── Records to process ──

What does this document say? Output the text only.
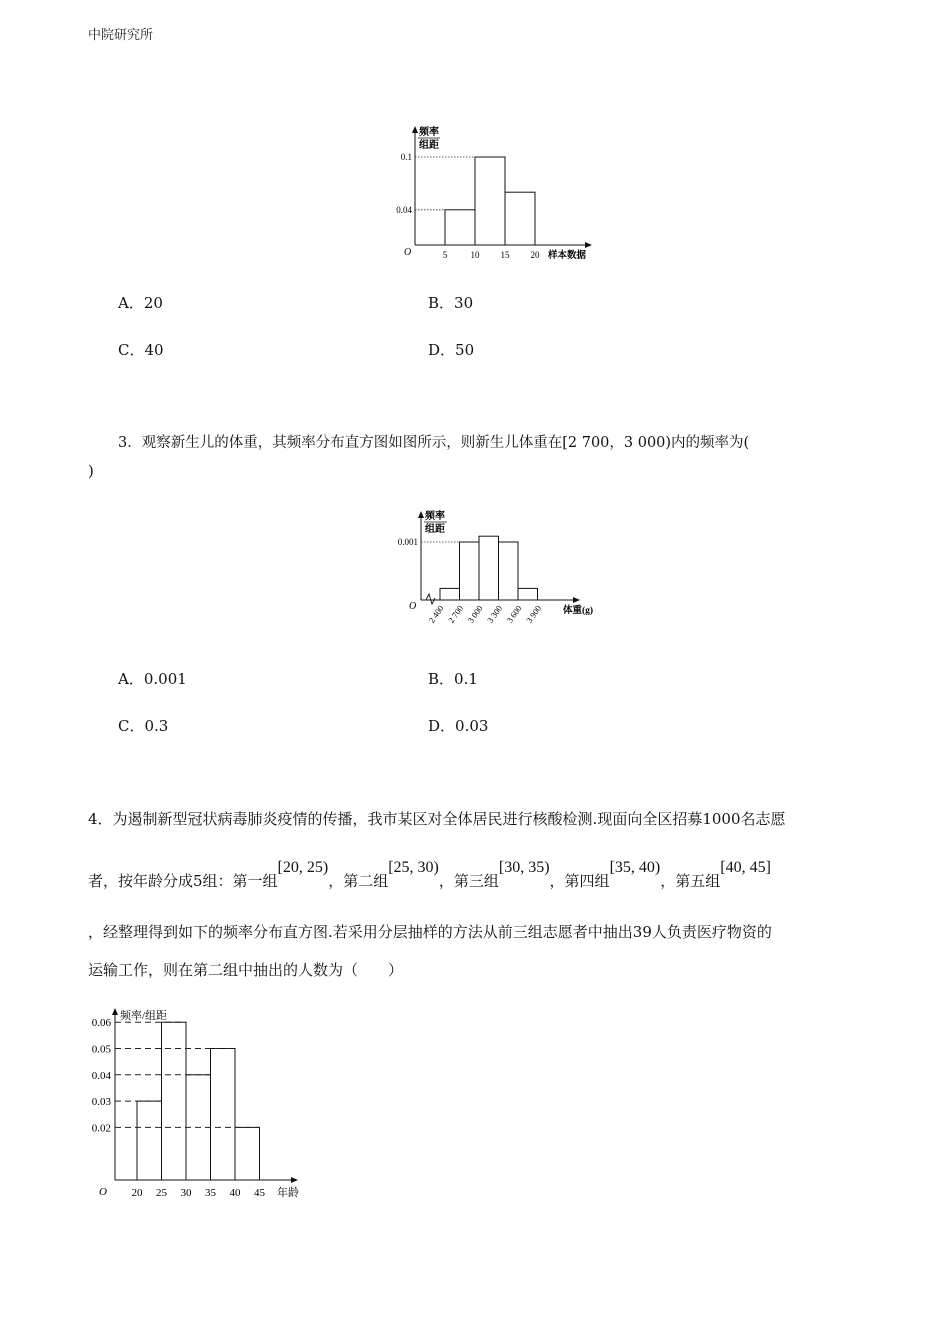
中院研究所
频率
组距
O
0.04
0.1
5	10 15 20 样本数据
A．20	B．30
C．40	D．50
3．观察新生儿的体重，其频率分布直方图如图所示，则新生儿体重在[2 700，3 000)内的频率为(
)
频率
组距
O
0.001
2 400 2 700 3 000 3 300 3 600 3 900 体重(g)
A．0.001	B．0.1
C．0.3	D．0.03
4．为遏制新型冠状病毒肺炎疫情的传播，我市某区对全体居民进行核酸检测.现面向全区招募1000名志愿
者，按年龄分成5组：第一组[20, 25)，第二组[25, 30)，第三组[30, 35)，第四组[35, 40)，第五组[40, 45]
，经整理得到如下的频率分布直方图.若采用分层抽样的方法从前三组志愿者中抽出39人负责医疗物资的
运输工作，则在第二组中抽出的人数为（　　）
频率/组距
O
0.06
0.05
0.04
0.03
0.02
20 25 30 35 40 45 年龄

───
── Records to process ──

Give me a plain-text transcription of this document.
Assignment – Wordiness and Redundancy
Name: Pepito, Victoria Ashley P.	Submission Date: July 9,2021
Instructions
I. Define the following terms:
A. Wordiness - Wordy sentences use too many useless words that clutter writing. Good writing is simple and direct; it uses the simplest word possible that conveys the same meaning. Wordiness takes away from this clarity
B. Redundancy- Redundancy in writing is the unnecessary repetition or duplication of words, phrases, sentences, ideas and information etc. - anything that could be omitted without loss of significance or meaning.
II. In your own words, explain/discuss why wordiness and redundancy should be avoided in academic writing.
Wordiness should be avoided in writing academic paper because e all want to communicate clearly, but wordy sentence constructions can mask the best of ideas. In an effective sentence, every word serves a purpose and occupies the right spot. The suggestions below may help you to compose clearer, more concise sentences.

───
── Records to process ──

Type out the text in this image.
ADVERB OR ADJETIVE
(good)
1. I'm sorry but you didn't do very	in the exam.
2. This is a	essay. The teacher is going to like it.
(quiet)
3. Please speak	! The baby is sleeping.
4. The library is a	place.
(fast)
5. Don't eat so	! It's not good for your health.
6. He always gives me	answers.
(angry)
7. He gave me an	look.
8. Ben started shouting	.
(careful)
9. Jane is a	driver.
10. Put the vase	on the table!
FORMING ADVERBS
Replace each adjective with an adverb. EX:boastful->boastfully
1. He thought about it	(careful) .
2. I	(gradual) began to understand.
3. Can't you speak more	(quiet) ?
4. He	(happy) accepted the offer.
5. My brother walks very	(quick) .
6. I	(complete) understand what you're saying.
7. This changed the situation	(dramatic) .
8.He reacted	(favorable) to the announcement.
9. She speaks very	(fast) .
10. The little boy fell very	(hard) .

───

• _Directions_
For the records above, state how many lines include the string "your", giving the number and nothing else.

• _Task solution_
2